Dataset items
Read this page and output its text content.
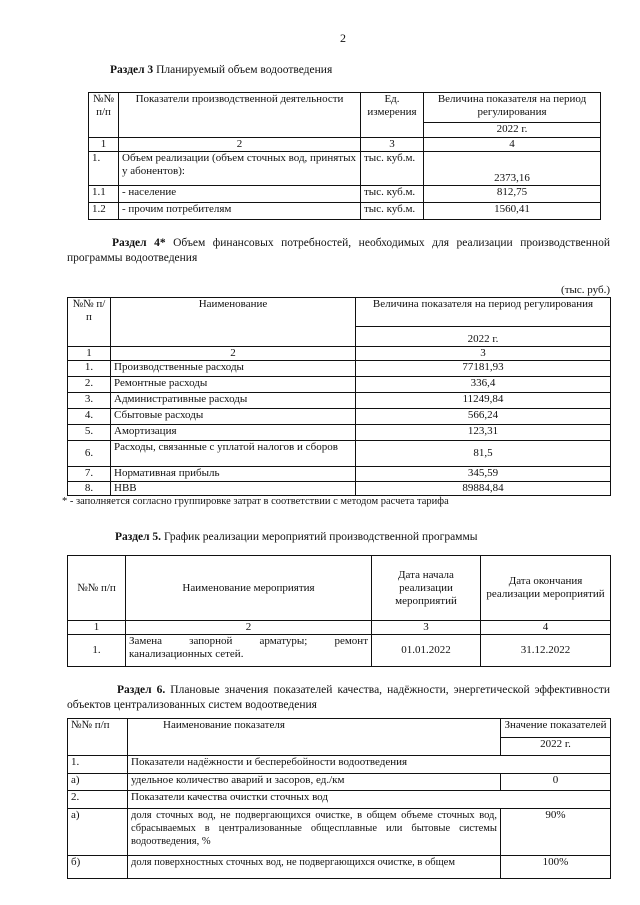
2
Раздел 3 Планируемый объем водоотведения
№№ п/п	Показатели производственной деятельности	Ед. измерения	Величина показателя на период регулирования
			2022 г.
1	2	3	4
1.	Объем реализации (объем сточных вод, принятых у абонентов):	тыс. куб.м.	2373,16
1.1	- население	тыс. куб.м.	812,75
1.2	- прочим потребителям	тыс. куб.м.	1560,41
Раздел 4* Объем финансовых потребностей, необходимых для реализации производственной программы водоотведения
(тыс. руб.)
№№ п/п	Наименование	Величина показателя на период регулирования
		2022 г.
1	2	3
1.	Производственные расходы	77181,93
2.	Ремонтные расходы	336,4
3.	Административные расходы	11249,84
4.	Сбытовые расходы	566,24
5.	Амортизация	123,31
6.	Расходы, связанные с уплатой налогов и сборов	81,5
7.	Нормативная прибыль	345,59
8.	НВВ	89884,84
* - заполняется согласно группировке затрат в соответствии с методом расчета тарифа
Раздел 5. График реализации мероприятий производственной программы
№№ п/п	Наименование мероприятия	Дата начала реализации мероприятий	Дата окончания реализации мероприятий
1	2	3	4
1.	Замена запорной арматуры; ремонт канализационных сетей.	01.01.2022	31.12.2022
Раздел 6. Плановые значения показателей качества, надёжности, энергетической эффективности объектов централизованных систем водоотведения
№№ п/п	Наименование показателя	Значение показателей
		2022 г.
1.	Показатели надёжности и бесперебойности водоотведения	
а)	удельное количество аварий и засоров, ед./км	0
2.	Показатели качества очистки сточных вод	
а)	доля сточных вод, не подвергающихся очистке, в общем объеме сточных вод, сбрасываемых в централизованные общесплавные или бытовые системы водоотведения, %	90%
б)	доля поверхностных сточных вод, не подвергающихся очистке, в общем	100%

• Direction
Write out the whole listing exactly, and drop the pictures.

• Expected output
Read this page and output its text content.
2
Раздел 3 Планируемый объем водоотведения
№№ п/п	Показатели производственной деятельности	Ед. измерения	Величина показателя на период регулирования
			2022 г.
1	2	3	4
1.	Объем реализации (объем сточных вод, принятых у абонентов):	тыс. куб.м.	2373,16
1.1	- население	тыс. куб.м.	812,75
1.2	- прочим потребителям	тыс. куб.м.	1560,41
Раздел 4* Объем финансовых потребностей, необходимых для реализации производственной программы водоотведения
(тыс. руб.)
№№ п/п	Наименование	Величина показателя на период регулирования
		2022 г.
1	2	3
1.	Производственные расходы	77181,93
2.	Ремонтные расходы	336,4
3.	Административные расходы	11249,84
4.	Сбытовые расходы	566,24
5.	Амортизация	123,31
6.	Расходы, связанные с уплатой налогов и сборов	81,5
7.	Нормативная прибыль	345,59
8.	НВВ	89884,84
* - заполняется согласно группировке затрат в соответствии с методом расчета тарифа
Раздел 5. График реализации мероприятий производственной программы
№№ п/п	Наименование мероприятия	Дата начала реализации мероприятий	Дата окончания реализации мероприятий
1	2	3	4
1.	Замена запорной арматуры; ремонт канализационных сетей.	01.01.2022	31.12.2022
Раздел 6. Плановые значения показателей качества, надёжности, энергетической эффективности объектов централизованных систем водоотведения
№№ п/п	Наименование показателя	Значение показателей
		2022 г.
1.	Показатели надёжности и бесперебойности водоотведения	
а)	удельное количество аварий и засоров, ед./км	0
2.	Показатели качества очистки сточных вод	
а)	доля сточных вод, не подвергающихся очистке, в общем объеме сточных вод, сбрасываемых в централизованные общесплавные или бытовые системы водоотведения, %	90%
б)	доля поверхностных сточных вод, не подвергающихся очистке, в общем	100%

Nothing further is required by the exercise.